## To be done
Gather each line containing the string "Corporation" from these entries.

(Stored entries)
---*---

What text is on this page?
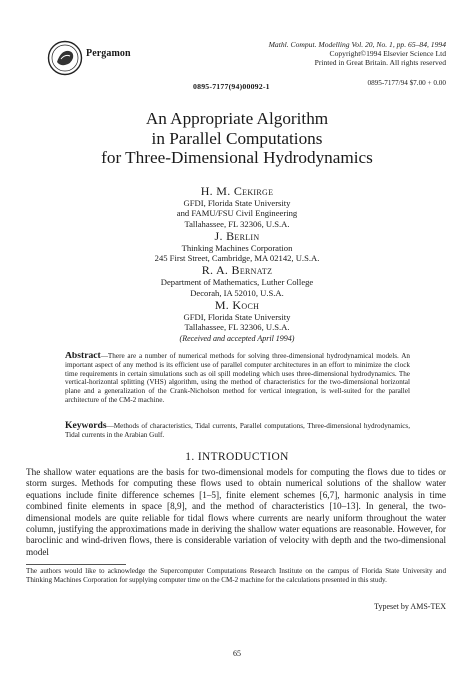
Pergamon
Mathl. Comput. Modelling Vol. 20, No. 1, pp. 65–84, 1994
Copyright©1994 Elsevier Science Ltd
Printed in Great Britain. All rights reserved
0895-7177(94)00092-1	0895-7177/94 $7.00 + 0.00
An Appropriate Algorithm
in Parallel Computations
for Three-Dimensional Hydrodynamics
H. M. Cekirge
GFDI, Florida State University
and FAMU/FSU Civil Engineering
Tallahassee, FL 32306, U.S.A.
J. Berlin
Thinking Machines Corporation
245 First Street, Cambridge, MA 02142, U.S.A.
R. A. Bernatz
Department of Mathematics, Luther College
Decorah, IA 52010, U.S.A.
M. Koch
GFDI, Florida State University
Tallahassee, FL 32306, U.S.A.
(Received and accepted April 1994)
Abstract—There are a number of numerical methods for solving three-dimensional hydrodynamical models. An important aspect of any method is its efficient use of parallel computer architectures in an effort to minimize the clock time requirements in certain simulations such as oil spill modeling which uses three-dimensional hydrodynamics. The vertical-horizontal splitting (VHS) algorithm, using the method of characteristics for the two-dimensional horizontal plane and a generalization of the Crank-Nicholson method for vertical integration, is well-suited for the parallel architecture of the CM-2 machine.
Keywords—Methods of characteristics, Tidal currents, Parallel computations, Three-dimensional hydrodynamics, Tidal currents in the Arabian Gulf.
1. INTRODUCTION
The shallow water equations are the basis for two-dimensional models for computing the flows due to tides or storm surges. Methods for computing these flows used to obtain numerical solutions of the shallow water equations include finite difference schemes [1–5], finite element schemes [6,7], harmonic analysis in time combined finite elements in space [8,9], and the method of characteristics [10–13]. In general, the two-dimensional models are quite reliable for tidal flows where currents are nearly uniform throughout the water column, justifying the approximations made in deriving the shallow water equations are reasonable. However, for baroclinic and wind-driven flows, there is considerable variation of velocity with depth and the two-dimensional model
The authors would like to acknowledge the Supercomputer Computations Research Institute on the campus of Florida State University and Thinking Machines Corporation for supplying computer time on the CM-2 machine for the calculations presented in this study.
Typeset by AMS-TEX
65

---*---

## Correct output
Thinking Machines Corporation
The authors would like to acknowledge the Supercomputer Computations Research Institute on the campus of Florida State University and Thinking Machines Corporation for supplying computer time on the CM-2 machine for the calculations presented in this study.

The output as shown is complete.